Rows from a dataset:

begin

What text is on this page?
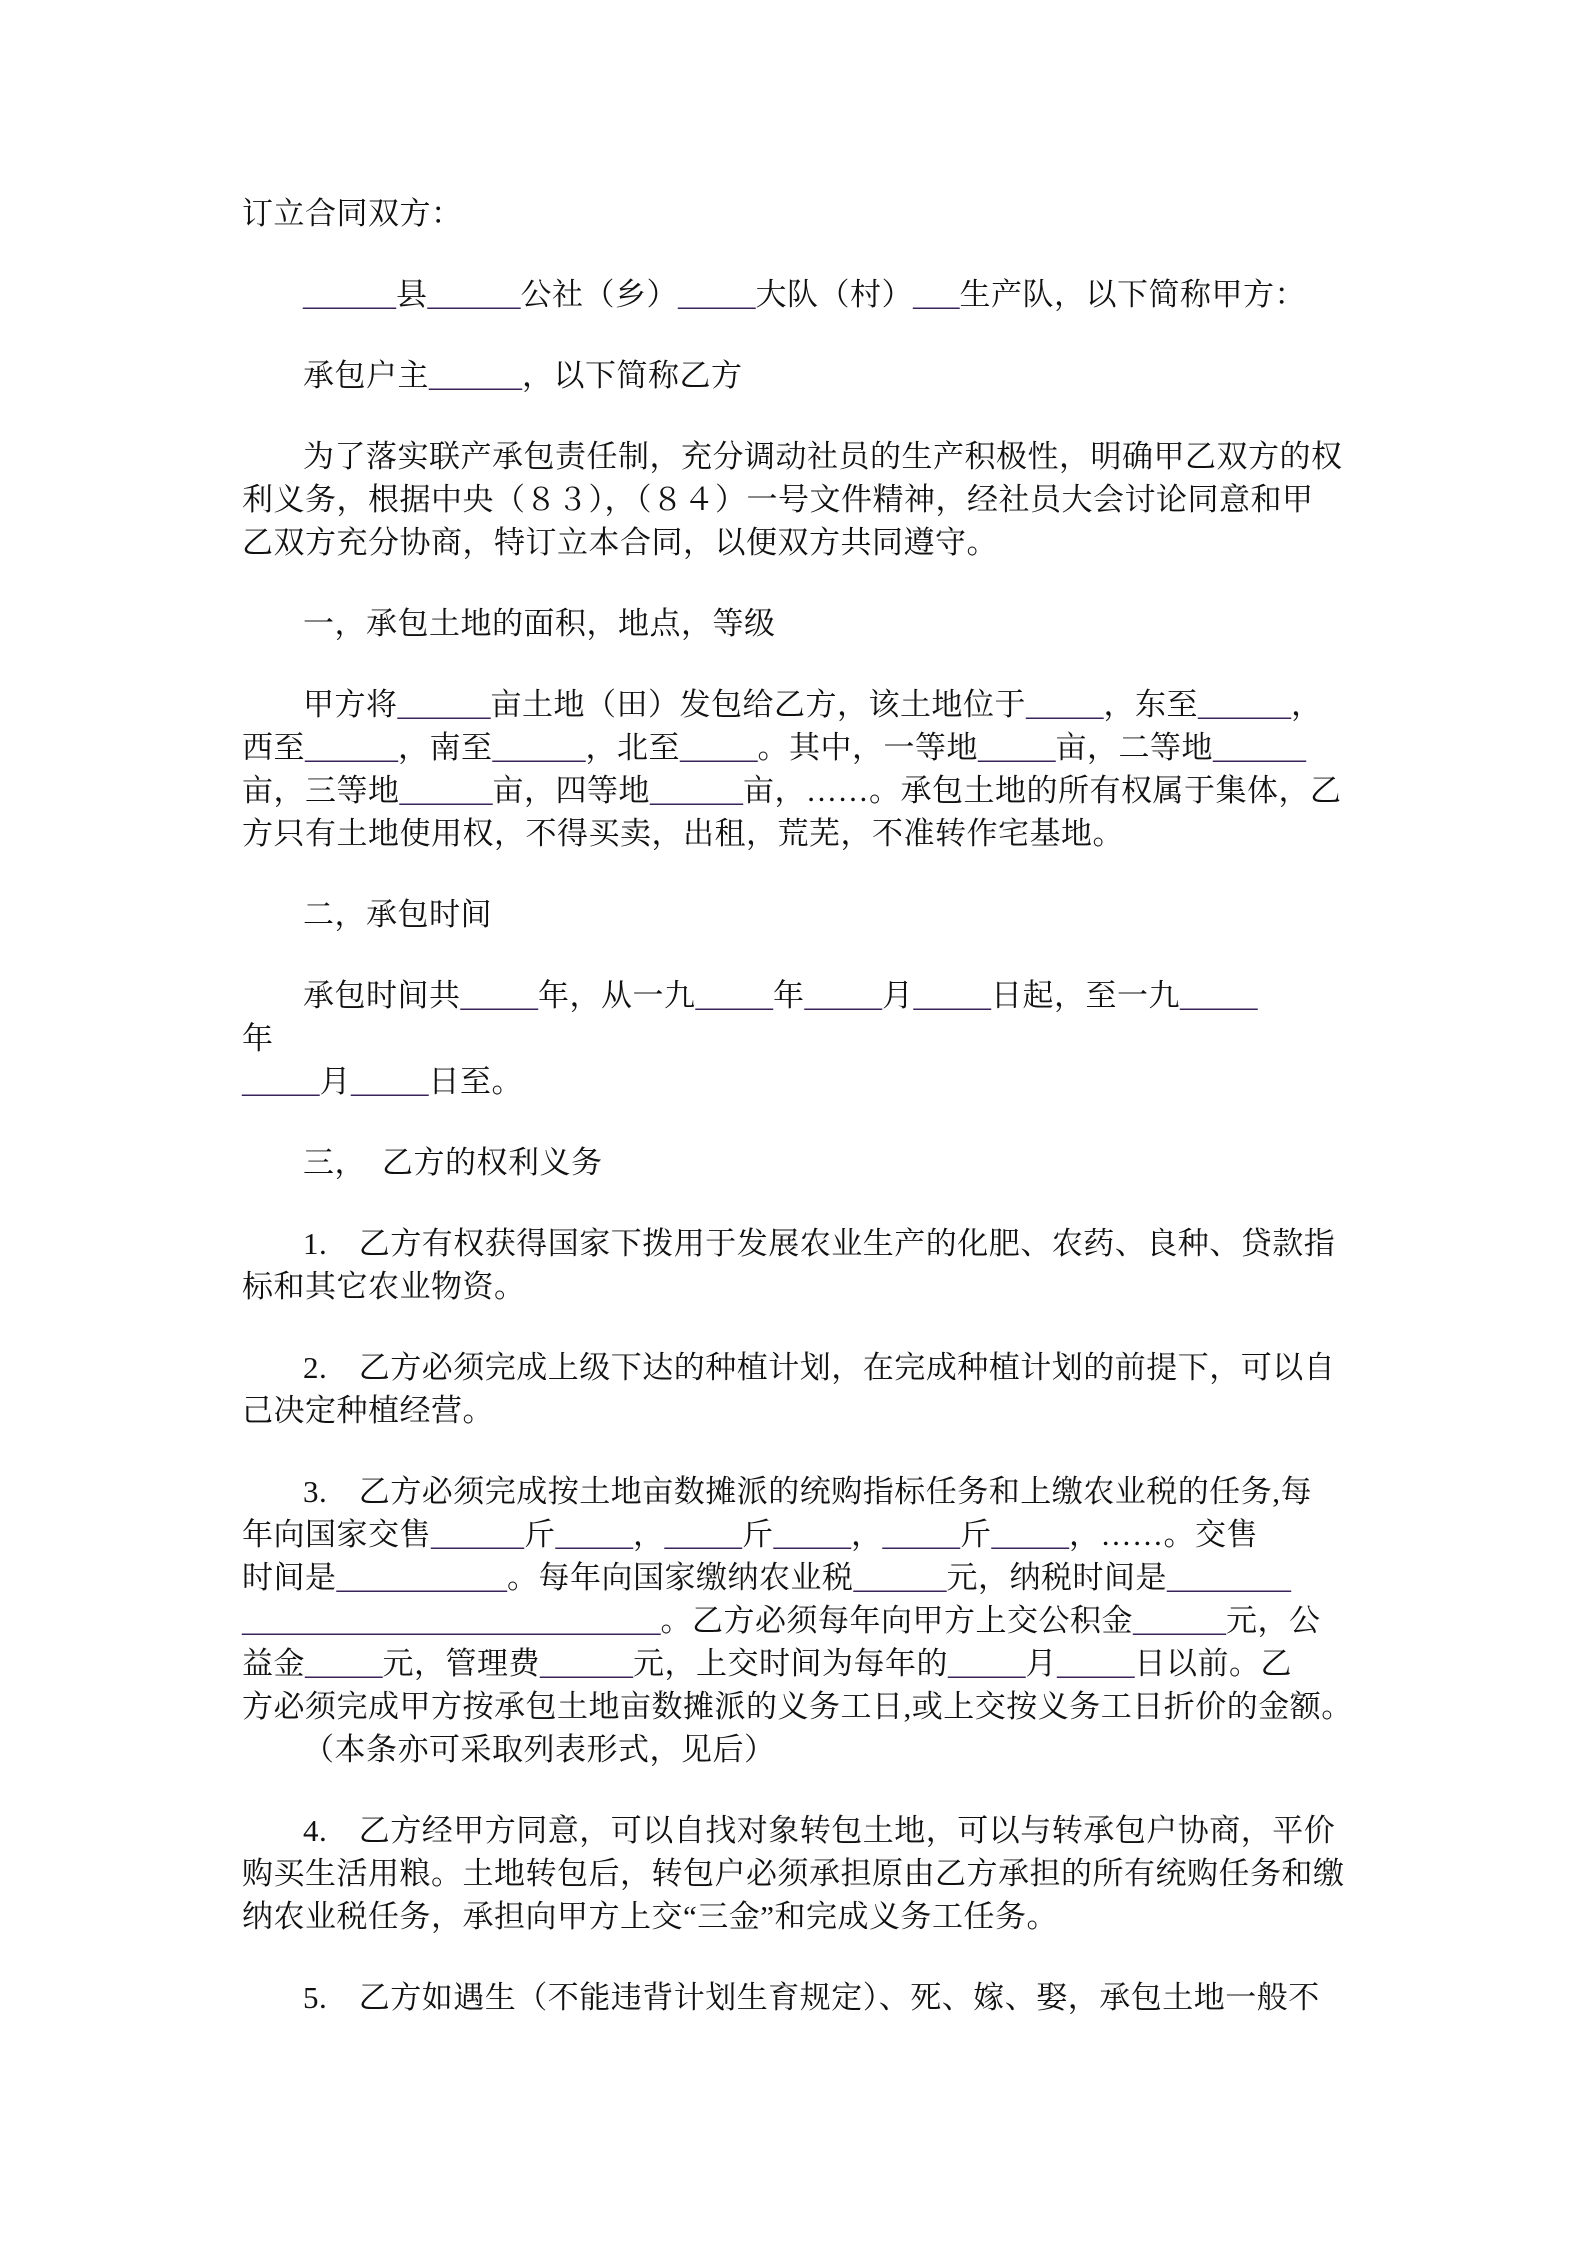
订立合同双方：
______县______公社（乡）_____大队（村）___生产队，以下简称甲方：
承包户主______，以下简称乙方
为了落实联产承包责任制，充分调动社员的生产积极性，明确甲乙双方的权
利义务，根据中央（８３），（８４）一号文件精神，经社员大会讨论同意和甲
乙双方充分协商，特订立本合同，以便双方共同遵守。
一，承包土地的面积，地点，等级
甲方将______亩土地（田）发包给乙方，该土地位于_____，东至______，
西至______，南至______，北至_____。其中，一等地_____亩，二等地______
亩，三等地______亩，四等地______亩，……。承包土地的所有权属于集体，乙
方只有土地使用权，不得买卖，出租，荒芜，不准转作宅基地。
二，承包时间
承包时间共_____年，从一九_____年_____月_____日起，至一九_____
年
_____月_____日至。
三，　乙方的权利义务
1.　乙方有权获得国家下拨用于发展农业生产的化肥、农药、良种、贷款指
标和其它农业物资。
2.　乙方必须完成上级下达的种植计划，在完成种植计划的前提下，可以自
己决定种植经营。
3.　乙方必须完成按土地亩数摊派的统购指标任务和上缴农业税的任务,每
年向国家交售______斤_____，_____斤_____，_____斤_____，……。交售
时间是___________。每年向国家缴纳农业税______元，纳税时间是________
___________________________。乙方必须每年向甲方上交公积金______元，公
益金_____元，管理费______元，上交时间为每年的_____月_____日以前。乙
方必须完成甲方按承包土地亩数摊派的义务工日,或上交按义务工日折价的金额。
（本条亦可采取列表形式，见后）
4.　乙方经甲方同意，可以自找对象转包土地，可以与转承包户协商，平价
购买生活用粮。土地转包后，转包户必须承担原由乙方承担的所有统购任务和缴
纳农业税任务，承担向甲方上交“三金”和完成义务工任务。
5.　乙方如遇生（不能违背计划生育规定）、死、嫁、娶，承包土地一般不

end

Each entry shown above must be quoted exactly, with its pictures left out.

EXERCISE RESULT
What text is on this page?
订立合同双方：
______县______公社（乡）_____大队（村）___生产队，以下简称甲方：
承包户主______，以下简称乙方
为了落实联产承包责任制，充分调动社员的生产积极性，明确甲乙双方的权
利义务，根据中央（８３），（８４）一号文件精神，经社员大会讨论同意和甲
乙双方充分协商，特订立本合同，以便双方共同遵守。
一，承包土地的面积，地点，等级
甲方将______亩土地（田）发包给乙方，该土地位于_____，东至______，
西至______，南至______，北至_____。其中，一等地_____亩，二等地______
亩，三等地______亩，四等地______亩，……。承包土地的所有权属于集体，乙
方只有土地使用权，不得买卖，出租，荒芜，不准转作宅基地。
二，承包时间
承包时间共_____年，从一九_____年_____月_____日起，至一九_____
年
_____月_____日至。
三，　乙方的权利义务
1.　乙方有权获得国家下拨用于发展农业生产的化肥、农药、良种、贷款指
标和其它农业物资。
2.　乙方必须完成上级下达的种植计划，在完成种植计划的前提下，可以自
己决定种植经营。
3.　乙方必须完成按土地亩数摊派的统购指标任务和上缴农业税的任务,每
年向国家交售______斤_____，_____斤_____，_____斤_____，……。交售
时间是___________。每年向国家缴纳农业税______元，纳税时间是________
___________________________。乙方必须每年向甲方上交公积金______元，公
益金_____元，管理费______元，上交时间为每年的_____月_____日以前。乙
方必须完成甲方按承包土地亩数摊派的义务工日,或上交按义务工日折价的金额。
（本条亦可采取列表形式，见后）
4.　乙方经甲方同意，可以自找对象转包土地，可以与转承包户协商，平价
购买生活用粮。土地转包后，转包户必须承担原由乙方承担的所有统购任务和缴
纳农业税任务，承担向甲方上交“三金”和完成义务工任务。
5.　乙方如遇生（不能违背计划生育规定）、死、嫁、娶，承包土地一般不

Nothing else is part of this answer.